EXERCISE DIRECTIONS » Extract the lines that carry the string "Stephane" from the listing.

Dataset items »
.....

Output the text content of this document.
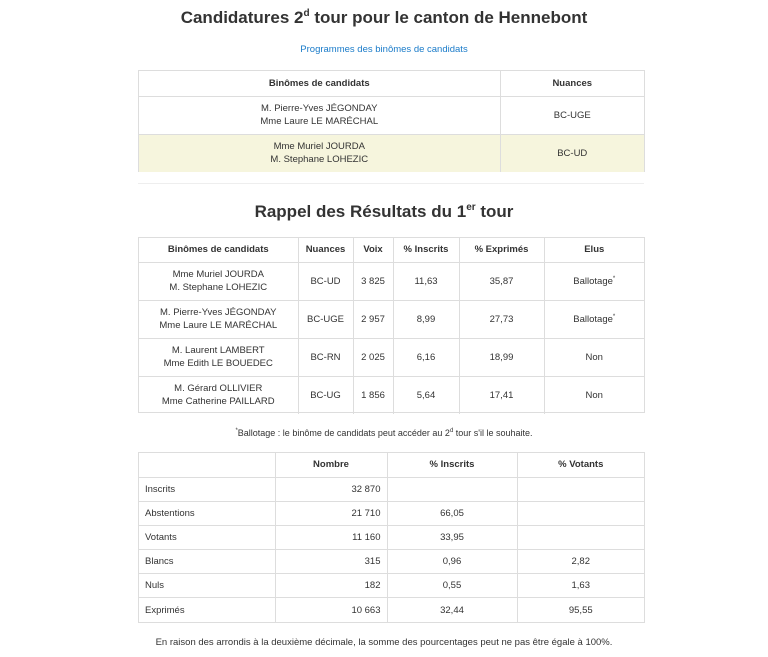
Candidatures 2$^d$ tour pour le canton de Hennebont
Programmes des binômes de candidats
Binômes de candidats	Nuances

M. Pierre-Yves JÉGONDAY
Mme Laure LE MARÉCHAL	BC-UGE

Mme Muriel JOURDA
M. Stephane LOHEZIC	BC-UD
Rappel des Résultats du 1er tour
Binômes de candidats	Nuances	Voix	% Inscrits	% Exprimés	Elus

Mme Muriel JOURDA
M. Stephane LOHEZIC	BC-UD	3 825	11,63	35,87	Ballotage*

M. Pierre-Yves JÉGONDAY
Mme Laure LE MARÉCHAL	BC-UGE	2 957	8,99	27,73	Ballotage*

M. Laurent LAMBERT
Mme Edith LE BOUEDEC	BC-RN	2 025	6,16	18,99	Non

M. Gérard OLLIVIER
Mme Catherine PAILLARD	BC-UG	1 856	5,64	17,41	Non
*Ballotage : le binôme de candidats peut accéder au 2$^d$ tour s'il le souhaite.
	Nombre	% Inscrits	% Votants
Inscrits	32 870		
Abstentions	21 710	66,05	
Votants	11 160	33,95	
Blancs	315	0,96	2,82
Nuls	182	0,55	1,63
Exprimés	10 663	32,44	95,55
En raison des arrondis à la deuxième décimale, la somme des pourcentages peut ne pas être égale à 100%.
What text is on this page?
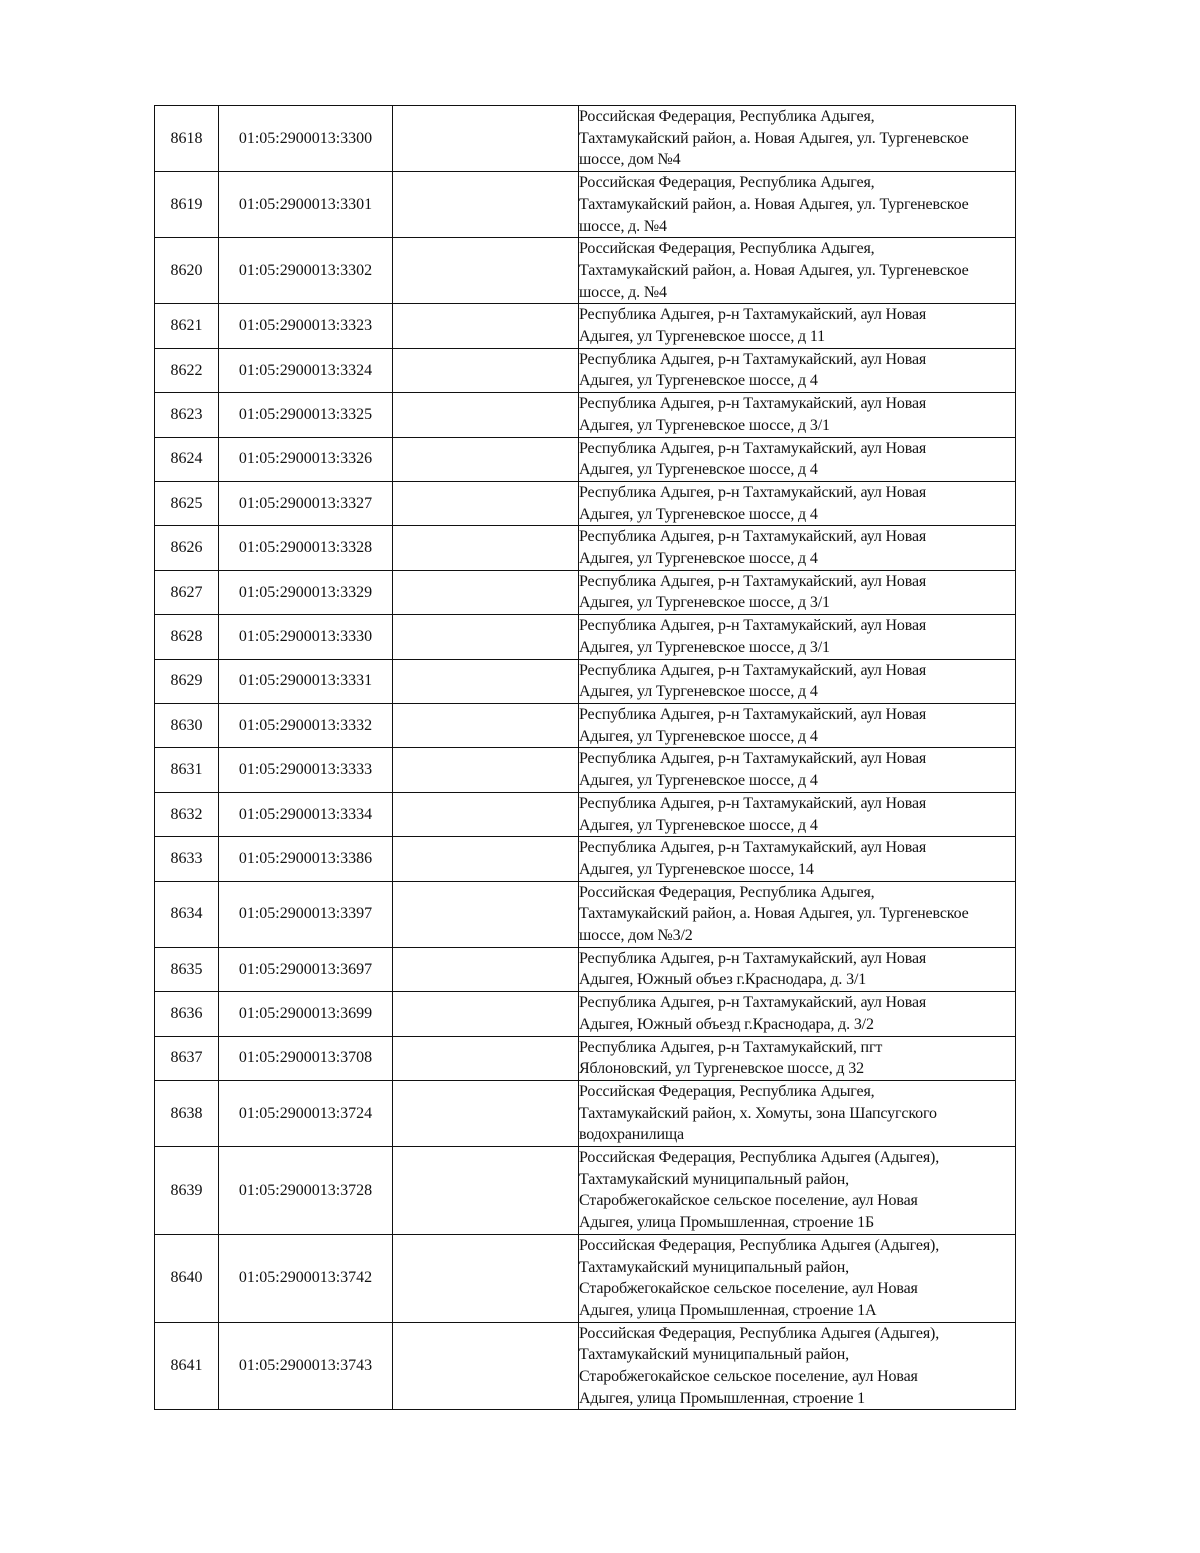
8618	01:05:2900013:3300		Российская Федерация, Республика Адыгея,
Тахтамукайский район, а. Новая Адыгея, ул. Тургеневское
шоссе, дом №4
8619	01:05:2900013:3301		Российская Федерация, Республика Адыгея,
Тахтамукайский район, а. Новая Адыгея, ул. Тургеневское
шоссе, д. №4
8620	01:05:2900013:3302		Российская Федерация, Республика Адыгея,
Тахтамукайский район, а. Новая Адыгея, ул. Тургеневское
шоссе, д. №4
8621	01:05:2900013:3323		Республика Адыгея, р-н Тахтамукайский, аул Новая
Адыгея, ул Тургеневское шоссе, д 11
8622	01:05:2900013:3324		Республика Адыгея, р-н Тахтамукайский, аул Новая
Адыгея, ул Тургеневское шоссе, д 4
8623	01:05:2900013:3325		Республика Адыгея, р-н Тахтамукайский, аул Новая
Адыгея, ул Тургеневское шоссе, д 3/1
8624	01:05:2900013:3326		Республика Адыгея, р-н Тахтамукайский, аул Новая
Адыгея, ул Тургеневское шоссе, д 4
8625	01:05:2900013:3327		Республика Адыгея, р-н Тахтамукайский, аул Новая
Адыгея, ул Тургеневское шоссе, д 4
8626	01:05:2900013:3328		Республика Адыгея, р-н Тахтамукайский, аул Новая
Адыгея, ул Тургеневское шоссе, д 4
8627	01:05:2900013:3329		Республика Адыгея, р-н Тахтамукайский, аул Новая
Адыгея, ул Тургеневское шоссе, д 3/1
8628	01:05:2900013:3330		Республика Адыгея, р-н Тахтамукайский, аул Новая
Адыгея, ул Тургеневское шоссе, д 3/1
8629	01:05:2900013:3331		Республика Адыгея, р-н Тахтамукайский, аул Новая
Адыгея, ул Тургеневское шоссе, д 4
8630	01:05:2900013:3332		Республика Адыгея, р-н Тахтамукайский, аул Новая
Адыгея, ул Тургеневское шоссе, д 4
8631	01:05:2900013:3333		Республика Адыгея, р-н Тахтамукайский, аул Новая
Адыгея, ул Тургеневское шоссе, д 4
8632	01:05:2900013:3334		Республика Адыгея, р-н Тахтамукайский, аул Новая
Адыгея, ул Тургеневское шоссе, д 4
8633	01:05:2900013:3386		Республика Адыгея, р-н Тахтамукайский, аул Новая
Адыгея, ул Тургеневское шоссе, 14
8634	01:05:2900013:3397		Российская Федерация, Республика Адыгея,
Тахтамукайский район, а. Новая Адыгея, ул. Тургеневское
шоссе, дом №3/2
8635	01:05:2900013:3697		Республика Адыгея, р-н Тахтамукайский, аул Новая
Адыгея, Южный объез г.Краснодара, д. 3/1
8636	01:05:2900013:3699		Республика Адыгея, р-н Тахтамукайский, аул Новая
Адыгея, Южный объезд г.Краснодара, д. 3/2
8637	01:05:2900013:3708		Республика Адыгея, р-н Тахтамукайский, пгт
Яблоновский, ул Тургеневское шоссе, д 32
8638	01:05:2900013:3724		Российская Федерация, Республика Адыгея,
Тахтамукайский район, х. Хомуты, зона Шапсугского
водохранилища
8639	01:05:2900013:3728		Российская Федерация, Республика Адыгея (Адыгея),
Тахтамукайский муниципальный район,
Старобжегокайское сельское поселение, аул Новая
Адыгея, улица Промышленная, строение 1Б
8640	01:05:2900013:3742		Российская Федерация, Республика Адыгея (Адыгея),
Тахтамукайский муниципальный район,
Старобжегокайское сельское поселение, аул Новая
Адыгея, улица Промышленная, строение 1А
8641	01:05:2900013:3743		Российская Федерация, Республика Адыгея (Адыгея),
Тахтамукайский муниципальный район,
Старобжегокайское сельское поселение, аул Новая
Адыгея, улица Промышленная, строение 1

.....

WRITTEN REPLY »
M. Stephane LOHEZIC	BC-UD
M. Stephane LOHEZIC	BC-UD	3 825	11,63	35,87	Ballotage*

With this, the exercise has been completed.